Exercise aim:
Go through the material and pull out every line with the string "support" in it.

#### Given entries ####

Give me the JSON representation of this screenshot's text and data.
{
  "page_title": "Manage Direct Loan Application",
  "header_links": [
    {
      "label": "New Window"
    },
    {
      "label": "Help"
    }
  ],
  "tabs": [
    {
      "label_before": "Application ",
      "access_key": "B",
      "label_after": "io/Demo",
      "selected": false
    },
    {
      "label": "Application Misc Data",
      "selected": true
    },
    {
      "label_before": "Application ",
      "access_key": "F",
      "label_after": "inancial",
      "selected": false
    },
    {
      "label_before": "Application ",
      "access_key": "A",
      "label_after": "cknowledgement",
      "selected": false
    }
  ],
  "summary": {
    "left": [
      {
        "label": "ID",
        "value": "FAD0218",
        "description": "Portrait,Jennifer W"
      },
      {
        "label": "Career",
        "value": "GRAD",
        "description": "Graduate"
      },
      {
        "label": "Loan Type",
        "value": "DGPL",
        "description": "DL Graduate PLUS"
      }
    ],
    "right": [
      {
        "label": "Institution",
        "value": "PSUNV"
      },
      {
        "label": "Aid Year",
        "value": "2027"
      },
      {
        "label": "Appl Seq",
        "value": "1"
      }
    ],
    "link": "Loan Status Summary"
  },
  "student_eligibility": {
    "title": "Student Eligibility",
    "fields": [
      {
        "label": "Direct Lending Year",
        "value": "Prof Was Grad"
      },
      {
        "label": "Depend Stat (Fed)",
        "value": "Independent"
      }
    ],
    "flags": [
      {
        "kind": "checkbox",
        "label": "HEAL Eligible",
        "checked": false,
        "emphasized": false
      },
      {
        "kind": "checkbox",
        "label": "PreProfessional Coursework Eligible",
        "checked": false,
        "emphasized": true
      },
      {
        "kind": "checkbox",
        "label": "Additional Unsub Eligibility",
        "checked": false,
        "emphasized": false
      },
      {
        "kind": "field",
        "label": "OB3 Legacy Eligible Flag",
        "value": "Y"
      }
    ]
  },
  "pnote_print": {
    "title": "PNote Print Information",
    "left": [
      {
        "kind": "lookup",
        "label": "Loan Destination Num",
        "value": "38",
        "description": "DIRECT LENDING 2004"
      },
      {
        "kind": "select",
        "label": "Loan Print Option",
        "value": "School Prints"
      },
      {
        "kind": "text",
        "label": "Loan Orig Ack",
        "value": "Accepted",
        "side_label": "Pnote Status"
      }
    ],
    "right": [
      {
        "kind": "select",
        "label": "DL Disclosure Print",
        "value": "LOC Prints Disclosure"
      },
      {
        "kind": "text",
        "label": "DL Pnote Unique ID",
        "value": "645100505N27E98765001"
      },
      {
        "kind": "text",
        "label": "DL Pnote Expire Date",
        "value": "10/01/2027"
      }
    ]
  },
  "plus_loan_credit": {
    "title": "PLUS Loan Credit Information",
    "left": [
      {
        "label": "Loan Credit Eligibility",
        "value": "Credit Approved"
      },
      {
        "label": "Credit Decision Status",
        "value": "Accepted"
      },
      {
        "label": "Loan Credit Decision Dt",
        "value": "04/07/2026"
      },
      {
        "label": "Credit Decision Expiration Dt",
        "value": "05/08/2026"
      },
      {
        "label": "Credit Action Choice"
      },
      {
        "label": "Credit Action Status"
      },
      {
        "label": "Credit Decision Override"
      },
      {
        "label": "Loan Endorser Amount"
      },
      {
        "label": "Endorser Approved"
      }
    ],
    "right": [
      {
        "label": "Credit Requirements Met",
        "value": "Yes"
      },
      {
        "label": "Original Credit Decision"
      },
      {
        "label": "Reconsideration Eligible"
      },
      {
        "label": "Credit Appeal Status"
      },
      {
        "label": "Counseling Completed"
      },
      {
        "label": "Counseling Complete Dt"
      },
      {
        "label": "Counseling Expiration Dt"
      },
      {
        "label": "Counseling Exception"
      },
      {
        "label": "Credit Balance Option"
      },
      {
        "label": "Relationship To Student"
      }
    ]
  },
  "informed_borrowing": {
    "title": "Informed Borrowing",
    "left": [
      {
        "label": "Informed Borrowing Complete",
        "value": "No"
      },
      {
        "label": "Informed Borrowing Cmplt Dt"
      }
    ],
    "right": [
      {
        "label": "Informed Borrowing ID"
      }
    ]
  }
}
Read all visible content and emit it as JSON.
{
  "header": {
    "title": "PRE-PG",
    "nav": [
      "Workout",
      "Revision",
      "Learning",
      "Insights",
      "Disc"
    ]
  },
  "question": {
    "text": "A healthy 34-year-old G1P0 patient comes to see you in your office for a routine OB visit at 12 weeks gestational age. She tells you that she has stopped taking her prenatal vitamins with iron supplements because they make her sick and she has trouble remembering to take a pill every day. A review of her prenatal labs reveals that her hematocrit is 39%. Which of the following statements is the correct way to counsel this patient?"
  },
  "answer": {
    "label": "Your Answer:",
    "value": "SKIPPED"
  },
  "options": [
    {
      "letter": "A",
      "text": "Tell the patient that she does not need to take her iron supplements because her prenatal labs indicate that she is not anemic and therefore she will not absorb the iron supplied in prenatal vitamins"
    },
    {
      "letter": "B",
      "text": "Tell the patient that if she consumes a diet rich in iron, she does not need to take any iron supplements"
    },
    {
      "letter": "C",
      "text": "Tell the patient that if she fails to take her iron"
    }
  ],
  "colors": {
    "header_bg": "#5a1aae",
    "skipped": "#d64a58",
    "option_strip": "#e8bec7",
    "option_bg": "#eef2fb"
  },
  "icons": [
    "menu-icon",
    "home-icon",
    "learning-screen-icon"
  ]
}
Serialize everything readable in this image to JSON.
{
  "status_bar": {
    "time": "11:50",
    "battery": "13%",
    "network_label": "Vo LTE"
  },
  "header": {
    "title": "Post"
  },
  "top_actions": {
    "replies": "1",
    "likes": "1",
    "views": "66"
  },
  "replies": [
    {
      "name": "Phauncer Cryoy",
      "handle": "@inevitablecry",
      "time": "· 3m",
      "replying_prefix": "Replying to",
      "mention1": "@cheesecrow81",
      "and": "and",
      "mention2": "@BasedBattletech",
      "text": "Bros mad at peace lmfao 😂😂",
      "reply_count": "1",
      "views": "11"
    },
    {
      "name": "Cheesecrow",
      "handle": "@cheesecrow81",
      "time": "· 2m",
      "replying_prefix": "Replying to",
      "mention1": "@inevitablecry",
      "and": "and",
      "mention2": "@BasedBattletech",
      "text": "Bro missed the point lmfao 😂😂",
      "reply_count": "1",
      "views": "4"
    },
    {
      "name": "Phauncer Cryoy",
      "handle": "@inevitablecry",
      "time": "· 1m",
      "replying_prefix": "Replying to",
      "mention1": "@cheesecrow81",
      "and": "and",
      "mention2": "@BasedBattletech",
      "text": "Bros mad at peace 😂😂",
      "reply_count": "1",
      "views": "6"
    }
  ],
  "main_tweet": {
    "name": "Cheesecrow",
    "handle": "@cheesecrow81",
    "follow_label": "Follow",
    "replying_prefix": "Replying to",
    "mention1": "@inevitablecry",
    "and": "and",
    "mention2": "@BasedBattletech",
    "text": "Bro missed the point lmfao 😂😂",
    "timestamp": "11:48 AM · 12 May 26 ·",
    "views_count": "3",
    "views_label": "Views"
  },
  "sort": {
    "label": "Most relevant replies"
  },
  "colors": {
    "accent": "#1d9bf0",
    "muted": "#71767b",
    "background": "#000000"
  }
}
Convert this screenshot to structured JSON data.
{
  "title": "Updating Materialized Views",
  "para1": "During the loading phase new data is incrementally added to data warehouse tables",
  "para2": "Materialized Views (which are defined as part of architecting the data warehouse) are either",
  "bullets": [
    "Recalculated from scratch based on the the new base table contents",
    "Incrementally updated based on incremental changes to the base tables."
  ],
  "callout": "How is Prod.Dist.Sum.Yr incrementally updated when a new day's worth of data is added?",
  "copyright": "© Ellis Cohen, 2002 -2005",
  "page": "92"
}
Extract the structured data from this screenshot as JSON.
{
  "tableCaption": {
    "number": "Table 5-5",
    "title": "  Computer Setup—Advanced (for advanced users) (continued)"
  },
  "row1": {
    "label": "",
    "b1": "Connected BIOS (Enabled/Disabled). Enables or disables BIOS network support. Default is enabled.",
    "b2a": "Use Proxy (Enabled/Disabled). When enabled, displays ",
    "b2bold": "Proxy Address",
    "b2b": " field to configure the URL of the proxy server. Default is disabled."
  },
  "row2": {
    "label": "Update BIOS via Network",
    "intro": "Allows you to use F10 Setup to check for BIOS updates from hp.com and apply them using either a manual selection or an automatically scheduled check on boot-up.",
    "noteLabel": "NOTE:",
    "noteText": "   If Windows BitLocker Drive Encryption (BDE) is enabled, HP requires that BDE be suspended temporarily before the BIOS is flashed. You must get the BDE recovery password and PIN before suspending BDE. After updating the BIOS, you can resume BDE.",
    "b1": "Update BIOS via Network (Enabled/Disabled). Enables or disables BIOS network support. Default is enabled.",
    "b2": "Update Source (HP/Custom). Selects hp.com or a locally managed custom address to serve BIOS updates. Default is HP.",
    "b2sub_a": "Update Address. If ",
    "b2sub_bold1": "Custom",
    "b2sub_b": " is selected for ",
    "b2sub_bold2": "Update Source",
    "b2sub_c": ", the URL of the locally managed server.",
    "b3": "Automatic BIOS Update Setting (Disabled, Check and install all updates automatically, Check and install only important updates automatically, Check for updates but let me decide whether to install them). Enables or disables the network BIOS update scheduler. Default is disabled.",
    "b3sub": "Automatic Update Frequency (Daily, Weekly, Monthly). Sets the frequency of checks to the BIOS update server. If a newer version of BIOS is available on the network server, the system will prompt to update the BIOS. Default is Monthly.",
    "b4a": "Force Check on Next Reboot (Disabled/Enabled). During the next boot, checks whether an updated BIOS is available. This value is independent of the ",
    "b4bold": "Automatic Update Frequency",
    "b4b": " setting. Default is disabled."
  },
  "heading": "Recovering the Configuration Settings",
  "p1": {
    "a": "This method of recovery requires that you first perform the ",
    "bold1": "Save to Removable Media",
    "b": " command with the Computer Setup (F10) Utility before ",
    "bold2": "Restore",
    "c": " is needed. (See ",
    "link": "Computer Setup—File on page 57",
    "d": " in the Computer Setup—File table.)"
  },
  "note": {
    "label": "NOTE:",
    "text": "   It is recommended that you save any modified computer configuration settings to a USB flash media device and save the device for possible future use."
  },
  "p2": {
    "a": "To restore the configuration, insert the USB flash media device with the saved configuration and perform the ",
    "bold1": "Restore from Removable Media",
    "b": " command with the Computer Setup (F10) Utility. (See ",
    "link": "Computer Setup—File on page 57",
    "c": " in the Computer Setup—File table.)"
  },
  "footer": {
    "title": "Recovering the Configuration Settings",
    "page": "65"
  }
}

####

Answer to this task:
    "b1": "Connected BIOS (Enabled/Disabled). Enables or disables BIOS network support. Default is enabled.",
    "b1": "Update BIOS via Network (Enabled/Disabled). Enables or disables BIOS network support. Default is enabled.",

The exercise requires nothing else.